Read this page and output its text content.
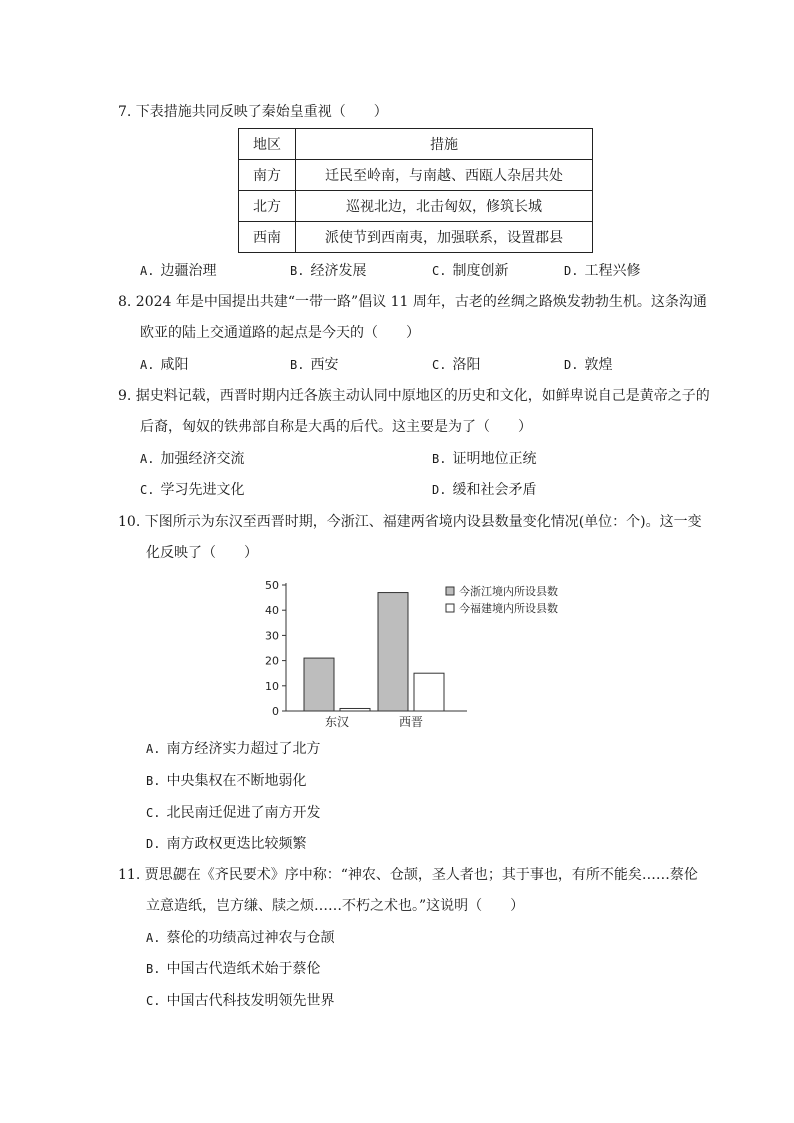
7. 下表措施共同反映了秦始皇重视（　　）
地区	措施
南方	迁民至岭南，与南越、西瓯人杂居共处
北方	巡视北边，北击匈奴，修筑长城
西南	派使节到西南夷，加强联系，设置郡县
A. 边疆治理	B. 经济发展	C. 制度创新	D. 工程兴修
8. 2024 年是中国提出共建“一带一路”倡议 11 周年，古老的丝绸之路焕发勃勃生机。这条沟通
欧亚的陆上交通道路的起点是今天的（　　）
A. 咸阳	B. 西安	C. 洛阳	D. 敦煌
9. 据史料记载，西晋时期内迁各族主动认同中原地区的历史和文化，如鲜卑说自己是黄帝之子的
后裔，匈奴的铁弗部自称是大禹的后代。这主要是为了（　　）
A. 加强经济交流	B. 证明地位正统
C. 学习先进文化	D. 缓和社会矛盾
10. 下图所示为东汉至西晋时期，今浙江、福建两省境内设县数量变化情况(单位：个)。这一变
化反映了（　　）
0
10
20
30
40
50
东汉	西晋
今浙江境内所设县数
今福建境内所设县数
A. 南方经济实力超过了北方
B. 中央集权在不断地弱化
C. 北民南迁促进了南方开发
D. 南方政权更迭比较频繁
11. 贾思勰在《齐民要术》序中称：“神农、仓颉，圣人者也；其于事也，有所不能矣……蔡伦
立意造纸，岂方缣、牍之烦……不朽之术也。”这说明（　　）
A. 蔡伦的功绩高过神农与仓颉
B. 中国古代造纸术始于蔡伦
C. 中国古代科技发明领先世界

> [Task goal]:
Your job is to transcribe the entries above exactly; skip the pictures.

> [Output for this exercise]:
Read this page and output its text content.
7. 下表措施共同反映了秦始皇重视（　　）
地区	措施
南方	迁民至岭南，与南越、西瓯人杂居共处
北方	巡视北边，北击匈奴，修筑长城
西南	派使节到西南夷，加强联系，设置郡县
A. 边疆治理	B. 经济发展	C. 制度创新	D. 工程兴修
8. 2024 年是中国提出共建“一带一路”倡议 11 周年，古老的丝绸之路焕发勃勃生机。这条沟通
欧亚的陆上交通道路的起点是今天的（　　）
A. 咸阳	B. 西安	C. 洛阳	D. 敦煌
9. 据史料记载，西晋时期内迁各族主动认同中原地区的历史和文化，如鲜卑说自己是黄帝之子的
后裔，匈奴的铁弗部自称是大禹的后代。这主要是为了（　　）
A. 加强经济交流	B. 证明地位正统
C. 学习先进文化	D. 缓和社会矛盾
10. 下图所示为东汉至西晋时期，今浙江、福建两省境内设县数量变化情况(单位：个)。这一变
化反映了（　　）
0
10
20
30
40
50
东汉	西晋
今浙江境内所设县数
今福建境内所设县数
A. 南方经济实力超过了北方
B. 中央集权在不断地弱化
C. 北民南迁促进了南方开发
D. 南方政权更迭比较频繁
11. 贾思勰在《齐民要术》序中称：“神农、仓颉，圣人者也；其于事也，有所不能矣……蔡伦
立意造纸，岂方缣、牍之烦……不朽之术也。”这说明（　　）
A. 蔡伦的功绩高过神农与仓颉
B. 中国古代造纸术始于蔡伦
C. 中国古代科技发明领先世界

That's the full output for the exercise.